**EXERCISE INPUTS**
---+---
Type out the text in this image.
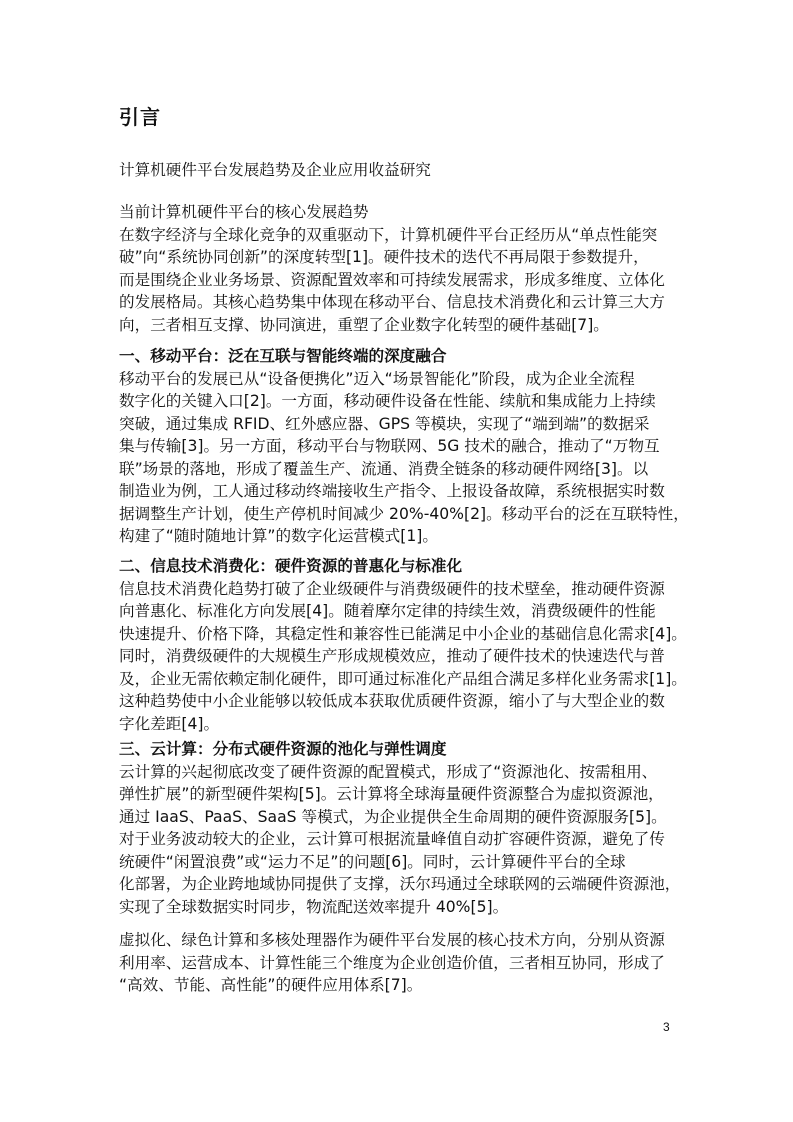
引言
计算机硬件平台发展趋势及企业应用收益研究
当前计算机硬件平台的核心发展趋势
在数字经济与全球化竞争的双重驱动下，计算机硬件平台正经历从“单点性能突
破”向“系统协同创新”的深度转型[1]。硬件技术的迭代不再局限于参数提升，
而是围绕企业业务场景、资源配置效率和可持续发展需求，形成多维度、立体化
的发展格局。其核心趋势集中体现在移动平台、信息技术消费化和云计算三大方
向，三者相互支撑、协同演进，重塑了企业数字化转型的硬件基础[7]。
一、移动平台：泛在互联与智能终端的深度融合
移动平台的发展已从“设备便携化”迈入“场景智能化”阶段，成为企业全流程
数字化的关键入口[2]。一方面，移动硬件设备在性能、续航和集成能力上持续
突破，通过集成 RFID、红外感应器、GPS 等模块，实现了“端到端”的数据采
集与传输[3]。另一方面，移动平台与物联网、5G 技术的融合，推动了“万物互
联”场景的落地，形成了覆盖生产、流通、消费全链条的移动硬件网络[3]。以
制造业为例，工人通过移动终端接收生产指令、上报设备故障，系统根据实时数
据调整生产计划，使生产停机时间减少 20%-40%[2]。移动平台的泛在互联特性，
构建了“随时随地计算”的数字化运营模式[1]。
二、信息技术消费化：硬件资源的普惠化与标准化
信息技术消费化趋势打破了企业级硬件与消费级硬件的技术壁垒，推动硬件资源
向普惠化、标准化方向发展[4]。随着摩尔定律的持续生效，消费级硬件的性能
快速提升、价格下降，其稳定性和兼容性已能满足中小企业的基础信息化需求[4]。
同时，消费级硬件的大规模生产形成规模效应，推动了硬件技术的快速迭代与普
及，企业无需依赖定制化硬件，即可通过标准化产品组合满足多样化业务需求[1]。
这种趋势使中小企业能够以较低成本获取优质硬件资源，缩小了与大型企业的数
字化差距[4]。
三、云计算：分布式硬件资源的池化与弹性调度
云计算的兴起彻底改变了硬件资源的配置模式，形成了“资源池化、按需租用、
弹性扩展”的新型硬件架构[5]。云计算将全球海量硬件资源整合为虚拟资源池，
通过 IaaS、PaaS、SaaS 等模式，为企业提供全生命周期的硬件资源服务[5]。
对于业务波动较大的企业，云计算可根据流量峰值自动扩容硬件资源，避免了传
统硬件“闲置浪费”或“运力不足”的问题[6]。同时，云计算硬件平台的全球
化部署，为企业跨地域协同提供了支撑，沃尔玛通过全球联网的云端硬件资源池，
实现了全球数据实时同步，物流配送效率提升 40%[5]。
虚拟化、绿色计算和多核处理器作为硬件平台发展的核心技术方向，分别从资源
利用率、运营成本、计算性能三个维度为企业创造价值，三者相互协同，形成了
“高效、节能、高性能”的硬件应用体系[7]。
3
---+---
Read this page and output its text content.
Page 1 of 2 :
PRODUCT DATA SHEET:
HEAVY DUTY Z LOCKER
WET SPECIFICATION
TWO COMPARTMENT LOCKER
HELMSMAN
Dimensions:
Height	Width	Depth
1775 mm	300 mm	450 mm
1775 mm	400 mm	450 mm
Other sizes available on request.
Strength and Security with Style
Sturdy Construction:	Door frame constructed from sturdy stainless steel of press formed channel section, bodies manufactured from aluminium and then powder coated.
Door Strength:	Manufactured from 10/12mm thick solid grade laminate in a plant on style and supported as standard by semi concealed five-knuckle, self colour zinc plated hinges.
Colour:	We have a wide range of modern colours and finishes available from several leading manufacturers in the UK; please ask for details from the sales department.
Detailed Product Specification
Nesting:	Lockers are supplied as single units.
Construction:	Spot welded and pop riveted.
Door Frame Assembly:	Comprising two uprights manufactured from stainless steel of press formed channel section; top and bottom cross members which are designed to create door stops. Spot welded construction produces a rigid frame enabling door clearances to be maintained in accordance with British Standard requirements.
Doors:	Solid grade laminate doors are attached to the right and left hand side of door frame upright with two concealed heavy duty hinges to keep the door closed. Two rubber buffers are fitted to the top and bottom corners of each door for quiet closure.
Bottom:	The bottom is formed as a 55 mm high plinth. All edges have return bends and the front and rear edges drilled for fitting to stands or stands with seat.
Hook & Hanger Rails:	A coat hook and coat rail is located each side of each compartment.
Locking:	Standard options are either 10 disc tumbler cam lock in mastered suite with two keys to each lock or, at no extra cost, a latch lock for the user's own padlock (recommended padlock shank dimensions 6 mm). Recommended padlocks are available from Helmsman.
---+---
**DESCRIPTION OF THE TASK**
Select every line where the word "this" occurs.

**THE ANSWER**
Type out the text in this image.
Read this page and output its text content.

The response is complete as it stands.